--- Work to be completed ---
Extract the text of each entry below exactly, leaving every image behind.

[Dataset items]
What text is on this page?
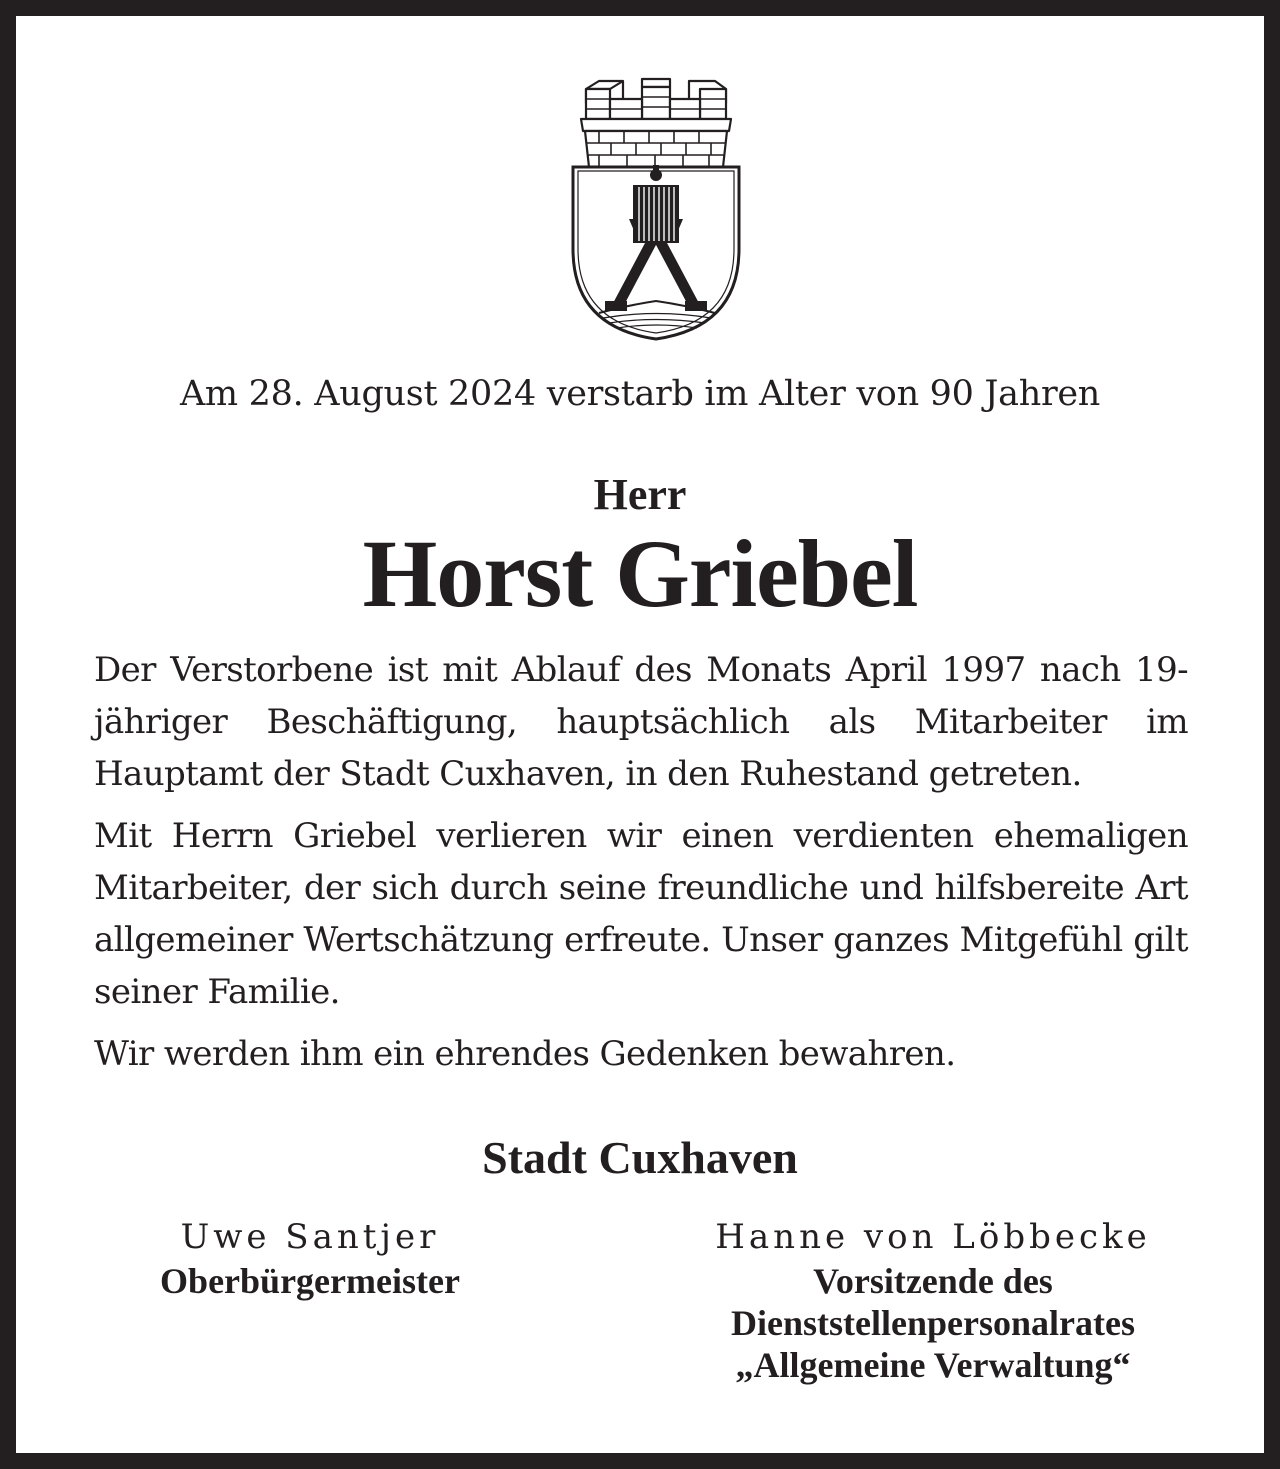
Am 28. August 2024 verstarb im Alter von 90 Jahren
Herr
Horst Griebel

Der Verstorbene ist mit Ablauf des Monats April 1997 nach 19-jähriger Beschäftigung, hauptsächlich als Mitarbeiter im Hauptamt der Stadt Cuxhaven, in den Ruhestand getreten.

Mit Herrn Griebel verlieren wir einen verdienten ehemaligen Mitarbeiter, der sich durch seine freundliche und hilfsbereite Art allgemeiner Wertschätzung erfreute. Unser ganzes Mitgefühl gilt seiner Familie.

Wir werden ihm ein ehrendes Gedenken bewahren.

Stadt Cuxhaven
Uwe Santjer
Oberbürgermeister
Hanne von Löbbecke
Vorsitzende des
Dienststellenpersonalrates
„Allgemeine Verwaltung“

--- Result for this task ---
What text is on this page?
Am 28. August 2024 verstarb im Alter von 90 Jahren
Herr
Horst Griebel

Der Verstorbene ist mit Ablauf des Monats April 1997 nach 19-jähriger Beschäftigung, hauptsächlich als Mitarbeiter im Hauptamt der Stadt Cuxhaven, in den Ruhestand getreten.

Mit Herrn Griebel verlieren wir einen verdienten ehemaligen Mitarbeiter, der sich durch seine freundliche und hilfsbereite Art allgemeiner Wertschätzung erfreute. Unser ganzes Mitgefühl gilt seiner Familie.

Wir werden ihm ein ehrendes Gedenken bewahren.

Stadt Cuxhaven
Uwe Santjer
Oberbürgermeister
Hanne von Löbbecke
Vorsitzende des
Dienststellenpersonalrates
„Allgemeine Verwaltung“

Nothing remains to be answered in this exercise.